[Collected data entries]
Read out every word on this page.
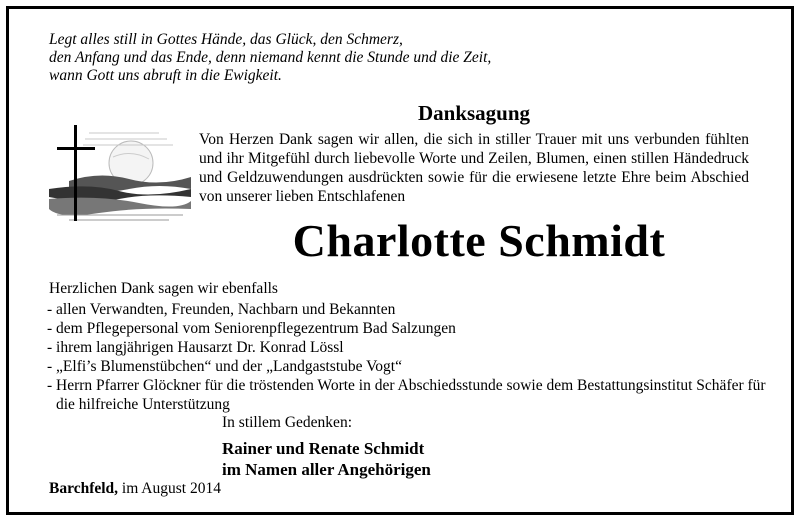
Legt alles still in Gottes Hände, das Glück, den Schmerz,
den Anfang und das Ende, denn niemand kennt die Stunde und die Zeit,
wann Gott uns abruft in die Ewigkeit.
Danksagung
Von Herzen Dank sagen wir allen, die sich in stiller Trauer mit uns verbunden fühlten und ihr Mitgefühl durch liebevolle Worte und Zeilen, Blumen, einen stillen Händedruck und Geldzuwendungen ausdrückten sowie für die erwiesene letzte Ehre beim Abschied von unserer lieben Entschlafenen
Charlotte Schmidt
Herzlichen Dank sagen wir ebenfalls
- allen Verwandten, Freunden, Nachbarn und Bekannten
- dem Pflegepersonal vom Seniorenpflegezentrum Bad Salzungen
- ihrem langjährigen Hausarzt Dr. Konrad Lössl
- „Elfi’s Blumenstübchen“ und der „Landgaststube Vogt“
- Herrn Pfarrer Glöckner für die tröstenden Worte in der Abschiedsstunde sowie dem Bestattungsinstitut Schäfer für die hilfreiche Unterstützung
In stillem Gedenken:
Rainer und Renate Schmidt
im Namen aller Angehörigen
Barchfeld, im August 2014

#### EXERCISE REQUIREMENTS:
Return every line holding the word "sagen" from the records.

#### RESPONSE TO THE TASK:
Von Herzen Dank sagen wir allen, die sich in stiller Trauer mit uns verbunden fühlten und ihr Mitgefühl durch liebevolle Worte und Zeilen, Blumen, einen stillen Händedruck und Geldzuwendungen ausdrückten sowie für die erwiesene letzte Ehre beim Abschied von unserer lieben Entschlafenen
Herzlichen Dank sagen wir ebenfalls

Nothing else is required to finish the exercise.